* _TASK_: Copy out every record below, word for word.

···

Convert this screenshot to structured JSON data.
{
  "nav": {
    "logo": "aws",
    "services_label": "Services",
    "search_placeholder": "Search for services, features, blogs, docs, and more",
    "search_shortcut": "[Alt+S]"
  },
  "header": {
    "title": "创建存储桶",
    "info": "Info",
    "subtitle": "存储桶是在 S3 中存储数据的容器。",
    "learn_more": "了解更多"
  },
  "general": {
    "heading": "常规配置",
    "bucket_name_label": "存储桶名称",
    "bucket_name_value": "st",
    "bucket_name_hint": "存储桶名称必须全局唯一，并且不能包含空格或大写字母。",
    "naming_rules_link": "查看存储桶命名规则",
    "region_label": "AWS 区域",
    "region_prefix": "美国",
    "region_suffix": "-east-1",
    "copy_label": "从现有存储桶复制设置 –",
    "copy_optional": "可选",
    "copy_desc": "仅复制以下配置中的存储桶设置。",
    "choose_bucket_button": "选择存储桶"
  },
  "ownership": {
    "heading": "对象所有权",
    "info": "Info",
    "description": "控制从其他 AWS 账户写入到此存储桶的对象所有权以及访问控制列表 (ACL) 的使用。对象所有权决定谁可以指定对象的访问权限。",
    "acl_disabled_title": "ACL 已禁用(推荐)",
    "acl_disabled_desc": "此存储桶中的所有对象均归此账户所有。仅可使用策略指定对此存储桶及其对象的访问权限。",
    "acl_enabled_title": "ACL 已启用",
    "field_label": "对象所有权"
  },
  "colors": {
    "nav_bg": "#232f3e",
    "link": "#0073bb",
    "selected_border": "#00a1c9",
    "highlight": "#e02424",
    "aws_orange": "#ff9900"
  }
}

···

* _COMPLETE ANSWER_:
Convert this screenshot to structured JSON data.
{
  "nav": {
    "logo": "aws",
    "services_label": "Services",
    "search_placeholder": "Search for services, features, blogs, docs, and more",
    "search_shortcut": "[Alt+S]"
  },
  "header": {
    "title": "创建存储桶",
    "info": "Info",
    "subtitle": "存储桶是在 S3 中存储数据的容器。",
    "learn_more": "了解更多"
  },
  "general": {
    "heading": "常规配置",
    "bucket_name_label": "存储桶名称",
    "bucket_name_value": "st",
    "bucket_name_hint": "存储桶名称必须全局唯一，并且不能包含空格或大写字母。",
    "naming_rules_link": "查看存储桶命名规则",
    "region_label": "AWS 区域",
    "region_prefix": "美国",
    "region_suffix": "-east-1",
    "copy_label": "从现有存储桶复制设置 –",
    "copy_optional": "可选",
    "copy_desc": "仅复制以下配置中的存储桶设置。",
    "choose_bucket_button": "选择存储桶"
  },
  "ownership": {
    "heading": "对象所有权",
    "info": "Info",
    "description": "控制从其他 AWS 账户写入到此存储桶的对象所有权以及访问控制列表 (ACL) 的使用。对象所有权决定谁可以指定对象的访问权限。",
    "acl_disabled_title": "ACL 已禁用(推荐)",
    "acl_disabled_desc": "此存储桶中的所有对象均归此账户所有。仅可使用策略指定对此存储桶及其对象的访问权限。",
    "acl_enabled_title": "ACL 已启用",
    "field_label": "对象所有权"
  },
  "colors": {
    "nav_bg": "#232f3e",
    "link": "#0073bb",
    "selected_border": "#00a1c9",
    "highlight": "#e02424",
    "aws_orange": "#ff9900"
  }
}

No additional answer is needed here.